* REQUIRED TASK *
From the entries below, copy every line where the string "name" appears.

*-*-*

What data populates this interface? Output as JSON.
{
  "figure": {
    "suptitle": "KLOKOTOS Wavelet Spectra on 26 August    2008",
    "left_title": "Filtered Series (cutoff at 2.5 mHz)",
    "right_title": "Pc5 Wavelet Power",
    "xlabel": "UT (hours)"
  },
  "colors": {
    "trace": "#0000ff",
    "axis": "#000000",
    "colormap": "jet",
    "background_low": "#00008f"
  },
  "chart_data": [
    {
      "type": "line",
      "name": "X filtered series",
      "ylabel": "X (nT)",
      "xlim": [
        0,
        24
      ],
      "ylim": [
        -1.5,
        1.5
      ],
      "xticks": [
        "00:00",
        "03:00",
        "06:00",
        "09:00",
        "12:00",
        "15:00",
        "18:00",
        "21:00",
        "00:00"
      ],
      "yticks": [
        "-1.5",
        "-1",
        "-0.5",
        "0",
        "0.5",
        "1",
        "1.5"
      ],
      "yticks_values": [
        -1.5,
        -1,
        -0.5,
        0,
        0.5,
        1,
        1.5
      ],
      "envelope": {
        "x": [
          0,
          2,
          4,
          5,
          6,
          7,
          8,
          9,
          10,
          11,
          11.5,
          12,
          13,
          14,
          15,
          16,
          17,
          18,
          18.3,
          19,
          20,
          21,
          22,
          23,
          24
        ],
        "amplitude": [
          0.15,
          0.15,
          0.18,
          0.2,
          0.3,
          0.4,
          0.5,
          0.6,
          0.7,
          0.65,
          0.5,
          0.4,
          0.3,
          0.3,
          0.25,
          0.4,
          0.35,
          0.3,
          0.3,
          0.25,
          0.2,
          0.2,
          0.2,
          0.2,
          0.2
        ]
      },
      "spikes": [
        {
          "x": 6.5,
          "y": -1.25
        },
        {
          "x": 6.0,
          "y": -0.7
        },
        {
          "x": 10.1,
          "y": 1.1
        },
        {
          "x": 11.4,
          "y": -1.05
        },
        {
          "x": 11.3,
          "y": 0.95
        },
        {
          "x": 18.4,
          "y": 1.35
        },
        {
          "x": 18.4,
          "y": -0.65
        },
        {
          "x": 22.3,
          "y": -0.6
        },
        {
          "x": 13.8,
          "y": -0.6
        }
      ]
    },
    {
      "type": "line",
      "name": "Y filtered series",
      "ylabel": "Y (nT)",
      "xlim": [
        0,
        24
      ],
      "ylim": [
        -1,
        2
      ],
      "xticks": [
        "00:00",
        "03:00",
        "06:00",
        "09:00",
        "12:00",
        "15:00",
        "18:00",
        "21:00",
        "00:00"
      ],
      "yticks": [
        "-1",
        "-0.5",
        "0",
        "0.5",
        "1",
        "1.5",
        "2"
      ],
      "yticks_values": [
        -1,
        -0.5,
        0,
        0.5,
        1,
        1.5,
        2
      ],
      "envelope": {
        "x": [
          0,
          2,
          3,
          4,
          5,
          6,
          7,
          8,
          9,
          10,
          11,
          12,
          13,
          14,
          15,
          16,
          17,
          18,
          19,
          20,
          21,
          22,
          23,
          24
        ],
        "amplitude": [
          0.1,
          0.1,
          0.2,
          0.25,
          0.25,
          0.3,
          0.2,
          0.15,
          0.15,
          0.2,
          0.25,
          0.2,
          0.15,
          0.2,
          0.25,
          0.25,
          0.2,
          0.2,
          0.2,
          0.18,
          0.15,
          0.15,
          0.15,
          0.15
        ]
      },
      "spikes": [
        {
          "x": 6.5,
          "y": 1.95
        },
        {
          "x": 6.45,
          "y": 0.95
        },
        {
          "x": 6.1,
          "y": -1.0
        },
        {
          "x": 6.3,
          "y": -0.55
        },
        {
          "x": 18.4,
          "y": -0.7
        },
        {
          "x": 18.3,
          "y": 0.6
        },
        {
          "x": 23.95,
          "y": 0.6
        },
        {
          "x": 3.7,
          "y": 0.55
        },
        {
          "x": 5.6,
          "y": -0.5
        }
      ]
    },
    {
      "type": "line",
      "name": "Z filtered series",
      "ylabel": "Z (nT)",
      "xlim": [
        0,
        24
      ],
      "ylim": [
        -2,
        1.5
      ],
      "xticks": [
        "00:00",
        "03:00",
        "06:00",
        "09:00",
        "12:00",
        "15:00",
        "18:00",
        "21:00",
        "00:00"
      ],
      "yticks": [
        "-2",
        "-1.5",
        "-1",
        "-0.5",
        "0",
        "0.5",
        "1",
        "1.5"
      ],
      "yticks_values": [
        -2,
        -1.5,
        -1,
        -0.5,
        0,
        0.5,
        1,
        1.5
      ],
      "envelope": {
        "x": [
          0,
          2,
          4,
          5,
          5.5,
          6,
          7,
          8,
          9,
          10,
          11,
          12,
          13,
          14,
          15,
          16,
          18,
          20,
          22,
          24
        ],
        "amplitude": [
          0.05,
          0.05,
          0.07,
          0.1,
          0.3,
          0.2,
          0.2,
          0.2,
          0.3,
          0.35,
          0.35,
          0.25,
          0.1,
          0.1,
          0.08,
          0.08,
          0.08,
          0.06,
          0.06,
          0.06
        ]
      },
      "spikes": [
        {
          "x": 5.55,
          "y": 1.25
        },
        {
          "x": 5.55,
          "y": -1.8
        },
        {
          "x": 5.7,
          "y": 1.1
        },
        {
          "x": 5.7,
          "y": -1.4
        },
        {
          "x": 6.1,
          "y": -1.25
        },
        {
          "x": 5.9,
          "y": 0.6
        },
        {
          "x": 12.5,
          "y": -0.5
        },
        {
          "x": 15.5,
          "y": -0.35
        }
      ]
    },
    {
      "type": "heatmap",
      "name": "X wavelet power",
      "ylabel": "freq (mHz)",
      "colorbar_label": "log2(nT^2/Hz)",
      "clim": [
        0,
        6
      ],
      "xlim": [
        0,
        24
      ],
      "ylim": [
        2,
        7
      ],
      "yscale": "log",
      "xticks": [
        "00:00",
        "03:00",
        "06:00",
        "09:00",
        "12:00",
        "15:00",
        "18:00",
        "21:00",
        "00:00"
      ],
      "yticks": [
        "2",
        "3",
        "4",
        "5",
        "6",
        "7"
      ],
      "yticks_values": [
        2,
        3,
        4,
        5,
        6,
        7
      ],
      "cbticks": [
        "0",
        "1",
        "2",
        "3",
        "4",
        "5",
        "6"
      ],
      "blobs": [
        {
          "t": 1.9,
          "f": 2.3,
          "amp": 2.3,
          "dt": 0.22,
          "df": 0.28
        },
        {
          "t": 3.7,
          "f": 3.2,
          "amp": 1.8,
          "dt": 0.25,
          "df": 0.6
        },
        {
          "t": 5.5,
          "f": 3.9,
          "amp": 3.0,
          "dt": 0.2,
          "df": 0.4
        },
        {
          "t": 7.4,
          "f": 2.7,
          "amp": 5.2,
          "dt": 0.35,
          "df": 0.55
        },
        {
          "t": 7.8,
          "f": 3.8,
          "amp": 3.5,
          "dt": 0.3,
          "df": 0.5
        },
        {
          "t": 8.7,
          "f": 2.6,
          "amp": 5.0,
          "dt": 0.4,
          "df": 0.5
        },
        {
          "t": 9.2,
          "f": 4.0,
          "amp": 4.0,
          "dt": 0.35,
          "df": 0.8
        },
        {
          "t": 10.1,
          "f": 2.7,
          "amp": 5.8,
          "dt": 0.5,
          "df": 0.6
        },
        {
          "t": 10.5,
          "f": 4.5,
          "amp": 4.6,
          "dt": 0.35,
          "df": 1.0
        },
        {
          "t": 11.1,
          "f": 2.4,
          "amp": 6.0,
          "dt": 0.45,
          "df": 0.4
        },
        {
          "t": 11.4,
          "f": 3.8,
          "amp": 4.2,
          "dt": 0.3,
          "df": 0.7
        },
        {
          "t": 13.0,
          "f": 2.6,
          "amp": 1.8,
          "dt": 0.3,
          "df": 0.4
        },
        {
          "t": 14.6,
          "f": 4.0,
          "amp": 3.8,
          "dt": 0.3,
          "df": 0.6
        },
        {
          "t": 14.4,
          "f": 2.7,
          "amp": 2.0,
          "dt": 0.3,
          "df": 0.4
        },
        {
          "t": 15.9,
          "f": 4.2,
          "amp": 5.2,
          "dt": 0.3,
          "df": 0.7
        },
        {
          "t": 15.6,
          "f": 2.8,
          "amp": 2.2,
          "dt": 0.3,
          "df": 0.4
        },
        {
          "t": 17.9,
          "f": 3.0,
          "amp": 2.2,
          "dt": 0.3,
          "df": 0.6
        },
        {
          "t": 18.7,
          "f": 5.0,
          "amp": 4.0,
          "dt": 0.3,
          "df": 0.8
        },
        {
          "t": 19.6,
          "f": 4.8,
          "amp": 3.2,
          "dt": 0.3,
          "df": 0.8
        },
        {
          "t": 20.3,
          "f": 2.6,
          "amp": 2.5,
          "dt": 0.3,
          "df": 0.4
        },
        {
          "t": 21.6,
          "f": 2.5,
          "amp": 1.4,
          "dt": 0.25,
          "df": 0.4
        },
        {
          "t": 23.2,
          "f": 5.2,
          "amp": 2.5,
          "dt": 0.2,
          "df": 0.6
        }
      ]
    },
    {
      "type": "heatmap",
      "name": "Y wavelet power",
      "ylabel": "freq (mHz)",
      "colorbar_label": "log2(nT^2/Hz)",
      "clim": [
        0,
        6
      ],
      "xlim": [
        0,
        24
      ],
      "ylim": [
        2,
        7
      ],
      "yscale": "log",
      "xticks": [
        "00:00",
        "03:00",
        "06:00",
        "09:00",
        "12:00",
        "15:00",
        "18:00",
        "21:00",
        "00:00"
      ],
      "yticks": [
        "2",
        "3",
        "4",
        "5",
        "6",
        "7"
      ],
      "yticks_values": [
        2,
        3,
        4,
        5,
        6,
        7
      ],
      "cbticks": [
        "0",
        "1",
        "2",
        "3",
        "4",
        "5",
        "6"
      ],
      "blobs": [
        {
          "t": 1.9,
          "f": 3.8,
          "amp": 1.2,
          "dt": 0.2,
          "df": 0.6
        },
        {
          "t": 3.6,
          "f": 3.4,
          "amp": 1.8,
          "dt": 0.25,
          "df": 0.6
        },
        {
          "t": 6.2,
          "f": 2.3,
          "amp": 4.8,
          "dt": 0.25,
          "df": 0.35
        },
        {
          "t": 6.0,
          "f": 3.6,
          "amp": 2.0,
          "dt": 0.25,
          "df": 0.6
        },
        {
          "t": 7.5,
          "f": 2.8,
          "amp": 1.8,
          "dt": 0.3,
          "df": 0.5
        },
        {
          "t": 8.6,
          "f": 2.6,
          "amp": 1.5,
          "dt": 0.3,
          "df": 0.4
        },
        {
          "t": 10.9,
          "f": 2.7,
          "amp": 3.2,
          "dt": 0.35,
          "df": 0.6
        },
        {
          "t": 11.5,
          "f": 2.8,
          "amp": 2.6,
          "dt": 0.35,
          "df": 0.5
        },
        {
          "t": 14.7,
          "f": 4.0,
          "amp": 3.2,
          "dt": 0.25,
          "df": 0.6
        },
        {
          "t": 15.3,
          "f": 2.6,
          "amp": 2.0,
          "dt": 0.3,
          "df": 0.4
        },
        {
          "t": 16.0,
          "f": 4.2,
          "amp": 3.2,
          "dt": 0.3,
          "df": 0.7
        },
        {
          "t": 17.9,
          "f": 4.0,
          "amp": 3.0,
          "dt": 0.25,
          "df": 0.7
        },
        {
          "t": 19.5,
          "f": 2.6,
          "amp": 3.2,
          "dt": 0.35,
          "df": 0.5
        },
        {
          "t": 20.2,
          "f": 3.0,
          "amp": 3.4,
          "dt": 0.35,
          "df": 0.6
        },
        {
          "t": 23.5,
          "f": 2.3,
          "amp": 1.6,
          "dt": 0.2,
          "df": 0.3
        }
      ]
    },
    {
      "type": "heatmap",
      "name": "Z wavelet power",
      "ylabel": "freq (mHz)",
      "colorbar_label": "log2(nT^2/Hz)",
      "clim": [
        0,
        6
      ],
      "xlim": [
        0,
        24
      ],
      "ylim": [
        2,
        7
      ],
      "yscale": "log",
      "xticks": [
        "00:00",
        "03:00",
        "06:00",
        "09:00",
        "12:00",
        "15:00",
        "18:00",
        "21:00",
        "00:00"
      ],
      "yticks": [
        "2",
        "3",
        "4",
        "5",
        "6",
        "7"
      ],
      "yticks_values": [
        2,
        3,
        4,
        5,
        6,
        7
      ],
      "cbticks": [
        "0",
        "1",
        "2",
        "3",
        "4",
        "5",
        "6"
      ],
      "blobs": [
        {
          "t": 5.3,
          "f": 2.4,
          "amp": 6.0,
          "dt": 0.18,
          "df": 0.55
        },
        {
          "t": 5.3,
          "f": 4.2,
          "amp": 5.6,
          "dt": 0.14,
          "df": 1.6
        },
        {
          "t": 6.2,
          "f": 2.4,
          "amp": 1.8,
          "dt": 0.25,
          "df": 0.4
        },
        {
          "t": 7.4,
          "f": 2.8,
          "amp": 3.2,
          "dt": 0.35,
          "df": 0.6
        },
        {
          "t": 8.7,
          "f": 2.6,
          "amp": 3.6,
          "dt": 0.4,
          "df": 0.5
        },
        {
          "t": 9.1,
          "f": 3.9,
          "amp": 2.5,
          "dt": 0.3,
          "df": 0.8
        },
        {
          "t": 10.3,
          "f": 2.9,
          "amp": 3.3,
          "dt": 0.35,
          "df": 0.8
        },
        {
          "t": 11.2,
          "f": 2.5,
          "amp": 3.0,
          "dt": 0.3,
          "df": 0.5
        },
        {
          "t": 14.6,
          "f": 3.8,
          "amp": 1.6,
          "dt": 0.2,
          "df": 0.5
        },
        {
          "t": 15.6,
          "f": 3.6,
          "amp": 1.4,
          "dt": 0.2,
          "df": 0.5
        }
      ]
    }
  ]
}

*-*-*

* EXERCISE OUTPUT *
      "name": "X filtered series",
      "name": "Y filtered series",
      "name": "Z filtered series",
      "name": "X wavelet power",
      "name": "Y wavelet power",
      "name": "Z wavelet power",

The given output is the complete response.